(Figure record extracts)
********************

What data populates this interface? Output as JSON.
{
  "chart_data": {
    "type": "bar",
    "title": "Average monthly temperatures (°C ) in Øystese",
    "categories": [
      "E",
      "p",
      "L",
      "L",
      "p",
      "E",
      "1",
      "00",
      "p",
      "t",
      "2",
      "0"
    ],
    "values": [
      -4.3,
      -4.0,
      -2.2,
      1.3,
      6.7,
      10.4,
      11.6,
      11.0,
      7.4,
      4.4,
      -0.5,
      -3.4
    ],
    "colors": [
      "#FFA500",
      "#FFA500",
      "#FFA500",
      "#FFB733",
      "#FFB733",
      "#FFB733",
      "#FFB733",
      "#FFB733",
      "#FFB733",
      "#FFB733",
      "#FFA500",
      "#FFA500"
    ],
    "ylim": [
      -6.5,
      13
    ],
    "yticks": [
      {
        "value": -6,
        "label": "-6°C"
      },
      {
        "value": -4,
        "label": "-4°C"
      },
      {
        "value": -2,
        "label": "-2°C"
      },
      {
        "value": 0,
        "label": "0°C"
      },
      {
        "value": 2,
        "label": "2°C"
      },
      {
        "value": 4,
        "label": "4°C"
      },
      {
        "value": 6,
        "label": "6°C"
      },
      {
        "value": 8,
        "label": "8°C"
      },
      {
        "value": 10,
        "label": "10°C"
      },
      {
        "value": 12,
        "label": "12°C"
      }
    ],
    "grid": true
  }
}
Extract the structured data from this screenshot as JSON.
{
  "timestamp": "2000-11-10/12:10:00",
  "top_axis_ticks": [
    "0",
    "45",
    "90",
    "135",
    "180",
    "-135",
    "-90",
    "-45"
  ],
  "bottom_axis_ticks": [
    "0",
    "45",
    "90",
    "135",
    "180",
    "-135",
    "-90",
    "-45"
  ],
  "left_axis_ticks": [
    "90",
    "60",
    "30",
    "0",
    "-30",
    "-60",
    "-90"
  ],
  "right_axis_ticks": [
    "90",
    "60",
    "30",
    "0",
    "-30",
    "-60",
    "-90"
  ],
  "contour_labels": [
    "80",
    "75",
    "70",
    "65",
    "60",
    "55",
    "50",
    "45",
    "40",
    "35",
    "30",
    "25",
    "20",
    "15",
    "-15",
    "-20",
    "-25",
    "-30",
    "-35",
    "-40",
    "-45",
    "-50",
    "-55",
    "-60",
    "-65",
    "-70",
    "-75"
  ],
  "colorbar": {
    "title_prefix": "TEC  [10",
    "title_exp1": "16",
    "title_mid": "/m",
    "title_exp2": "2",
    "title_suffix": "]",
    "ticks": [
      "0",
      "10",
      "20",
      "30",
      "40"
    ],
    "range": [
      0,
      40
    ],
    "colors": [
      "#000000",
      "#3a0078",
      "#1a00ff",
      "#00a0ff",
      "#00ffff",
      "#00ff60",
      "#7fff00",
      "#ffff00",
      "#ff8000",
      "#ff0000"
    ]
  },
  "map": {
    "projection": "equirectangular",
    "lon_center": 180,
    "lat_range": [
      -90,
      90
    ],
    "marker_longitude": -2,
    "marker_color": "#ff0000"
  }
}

********************

Print all of the data exactly as it was given.

What data populates this interface? Output as JSON.
{
  "chart_data": {
    "type": "bar",
    "title": "Average monthly temperatures (°C ) in Øystese",
    "categories": [
      "E",
      "p",
      "L",
      "L",
      "p",
      "E",
      "1",
      "00",
      "p",
      "t",
      "2",
      "0"
    ],
    "values": [
      -4.3,
      -4.0,
      -2.2,
      1.3,
      6.7,
      10.4,
      11.6,
      11.0,
      7.4,
      4.4,
      -0.5,
      -3.4
    ],
    "colors": [
      "#FFA500",
      "#FFA500",
      "#FFA500",
      "#FFB733",
      "#FFB733",
      "#FFB733",
      "#FFB733",
      "#FFB733",
      "#FFB733",
      "#FFB733",
      "#FFA500",
      "#FFA500"
    ],
    "ylim": [
      -6.5,
      13
    ],
    "yticks": [
      {
        "value": -6,
        "label": "-6°C"
      },
      {
        "value": -4,
        "label": "-4°C"
      },
      {
        "value": -2,
        "label": "-2°C"
      },
      {
        "value": 0,
        "label": "0°C"
      },
      {
        "value": 2,
        "label": "2°C"
      },
      {
        "value": 4,
        "label": "4°C"
      },
      {
        "value": 6,
        "label": "6°C"
      },
      {
        "value": 8,
        "label": "8°C"
      },
      {
        "value": 10,
        "label": "10°C"
      },
      {
        "value": 12,
        "label": "12°C"
      }
    ],
    "grid": true
  }
}
Extract the structured data from this screenshot as JSON.
{
  "timestamp": "2000-11-10/12:10:00",
  "top_axis_ticks": [
    "0",
    "45",
    "90",
    "135",
    "180",
    "-135",
    "-90",
    "-45"
  ],
  "bottom_axis_ticks": [
    "0",
    "45",
    "90",
    "135",
    "180",
    "-135",
    "-90",
    "-45"
  ],
  "left_axis_ticks": [
    "90",
    "60",
    "30",
    "0",
    "-30",
    "-60",
    "-90"
  ],
  "right_axis_ticks": [
    "90",
    "60",
    "30",
    "0",
    "-30",
    "-60",
    "-90"
  ],
  "contour_labels": [
    "80",
    "75",
    "70",
    "65",
    "60",
    "55",
    "50",
    "45",
    "40",
    "35",
    "30",
    "25",
    "20",
    "15",
    "-15",
    "-20",
    "-25",
    "-30",
    "-35",
    "-40",
    "-45",
    "-50",
    "-55",
    "-60",
    "-65",
    "-70",
    "-75"
  ],
  "colorbar": {
    "title_prefix": "TEC  [10",
    "title_exp1": "16",
    "title_mid": "/m",
    "title_exp2": "2",
    "title_suffix": "]",
    "ticks": [
      "0",
      "10",
      "20",
      "30",
      "40"
    ],
    "range": [
      0,
      40
    ],
    "colors": [
      "#000000",
      "#3a0078",
      "#1a00ff",
      "#00a0ff",
      "#00ffff",
      "#00ff60",
      "#7fff00",
      "#ffff00",
      "#ff8000",
      "#ff0000"
    ]
  },
  "map": {
    "projection": "equirectangular",
    "lon_center": 180,
    "lat_range": [
      -90,
      90
    ],
    "marker_longitude": -2,
    "marker_color": "#ff0000"
  }
}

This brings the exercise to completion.